• [Directive]:
In the data below, locate each line with the word "from" and list it.

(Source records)
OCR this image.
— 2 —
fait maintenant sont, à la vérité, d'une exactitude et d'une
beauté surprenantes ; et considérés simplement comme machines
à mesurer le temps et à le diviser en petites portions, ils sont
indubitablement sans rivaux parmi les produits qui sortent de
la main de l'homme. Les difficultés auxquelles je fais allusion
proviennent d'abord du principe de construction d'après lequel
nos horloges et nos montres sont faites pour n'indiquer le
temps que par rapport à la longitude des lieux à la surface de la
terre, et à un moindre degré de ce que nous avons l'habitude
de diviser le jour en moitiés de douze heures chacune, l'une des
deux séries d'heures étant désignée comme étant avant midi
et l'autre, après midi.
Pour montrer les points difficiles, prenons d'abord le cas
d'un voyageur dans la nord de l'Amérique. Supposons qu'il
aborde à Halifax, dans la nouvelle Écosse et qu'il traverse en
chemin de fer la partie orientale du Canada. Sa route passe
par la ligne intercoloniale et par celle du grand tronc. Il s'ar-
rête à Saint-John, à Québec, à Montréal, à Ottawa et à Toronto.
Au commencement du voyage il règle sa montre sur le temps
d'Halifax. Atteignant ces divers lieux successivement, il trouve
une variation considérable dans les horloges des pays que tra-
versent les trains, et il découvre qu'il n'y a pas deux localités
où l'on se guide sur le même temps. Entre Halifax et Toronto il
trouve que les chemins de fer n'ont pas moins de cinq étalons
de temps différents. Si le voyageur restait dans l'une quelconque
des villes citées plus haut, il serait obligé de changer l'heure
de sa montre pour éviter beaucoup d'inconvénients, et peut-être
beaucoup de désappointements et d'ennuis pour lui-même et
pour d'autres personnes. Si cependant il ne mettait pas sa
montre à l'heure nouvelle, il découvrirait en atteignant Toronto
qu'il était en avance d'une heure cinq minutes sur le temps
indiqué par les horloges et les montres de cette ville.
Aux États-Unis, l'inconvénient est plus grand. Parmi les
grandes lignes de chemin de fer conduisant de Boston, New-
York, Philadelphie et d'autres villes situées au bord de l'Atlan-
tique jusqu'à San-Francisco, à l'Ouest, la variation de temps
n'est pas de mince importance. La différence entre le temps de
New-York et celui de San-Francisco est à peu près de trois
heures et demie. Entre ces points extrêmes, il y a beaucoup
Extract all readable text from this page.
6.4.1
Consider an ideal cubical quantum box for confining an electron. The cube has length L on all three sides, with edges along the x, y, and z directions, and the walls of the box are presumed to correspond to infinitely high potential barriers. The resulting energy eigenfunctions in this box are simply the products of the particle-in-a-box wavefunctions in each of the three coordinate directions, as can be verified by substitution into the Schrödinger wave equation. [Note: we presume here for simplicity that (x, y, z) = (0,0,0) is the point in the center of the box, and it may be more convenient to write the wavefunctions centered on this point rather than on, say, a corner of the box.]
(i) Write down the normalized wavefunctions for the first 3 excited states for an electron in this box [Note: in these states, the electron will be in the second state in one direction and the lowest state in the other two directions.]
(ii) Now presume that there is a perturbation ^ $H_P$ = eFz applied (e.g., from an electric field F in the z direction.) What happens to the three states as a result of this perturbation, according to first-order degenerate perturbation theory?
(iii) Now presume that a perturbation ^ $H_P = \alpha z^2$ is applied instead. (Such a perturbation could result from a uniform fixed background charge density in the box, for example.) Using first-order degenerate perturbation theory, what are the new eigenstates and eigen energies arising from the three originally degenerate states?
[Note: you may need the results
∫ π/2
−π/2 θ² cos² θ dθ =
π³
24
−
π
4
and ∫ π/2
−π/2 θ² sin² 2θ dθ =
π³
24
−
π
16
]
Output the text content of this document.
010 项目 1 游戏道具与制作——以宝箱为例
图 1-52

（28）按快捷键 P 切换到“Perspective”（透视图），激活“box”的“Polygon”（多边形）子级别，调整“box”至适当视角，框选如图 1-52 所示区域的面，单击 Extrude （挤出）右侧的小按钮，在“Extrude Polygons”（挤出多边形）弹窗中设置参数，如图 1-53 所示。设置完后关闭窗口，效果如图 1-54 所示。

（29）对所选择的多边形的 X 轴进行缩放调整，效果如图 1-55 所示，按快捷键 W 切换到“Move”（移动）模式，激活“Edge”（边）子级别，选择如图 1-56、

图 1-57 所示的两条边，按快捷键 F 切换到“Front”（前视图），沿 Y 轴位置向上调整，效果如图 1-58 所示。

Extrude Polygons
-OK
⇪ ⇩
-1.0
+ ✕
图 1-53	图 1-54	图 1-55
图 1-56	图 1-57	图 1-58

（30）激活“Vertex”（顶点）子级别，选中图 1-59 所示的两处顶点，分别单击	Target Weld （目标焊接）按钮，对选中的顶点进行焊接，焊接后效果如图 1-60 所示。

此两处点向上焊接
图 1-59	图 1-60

• [Output for this exercise]:
Extract all readable text from this page.
(ii) Now presume that there is a perturbation ^ $H_P$ = eFz applied (e.g., from an electric field F in the z direction.) What happens to the three states as a result of this perturbation, according to first-order degenerate perturbation theory?
(iii) Now presume that a perturbation ^ $H_P = \alpha z^2$ is applied instead. (Such a perturbation could result from a uniform fixed background charge density in the box, for example.) Using first-order degenerate perturbation theory, what are the new eigenstates and eigen energies arising from the three originally degenerate states?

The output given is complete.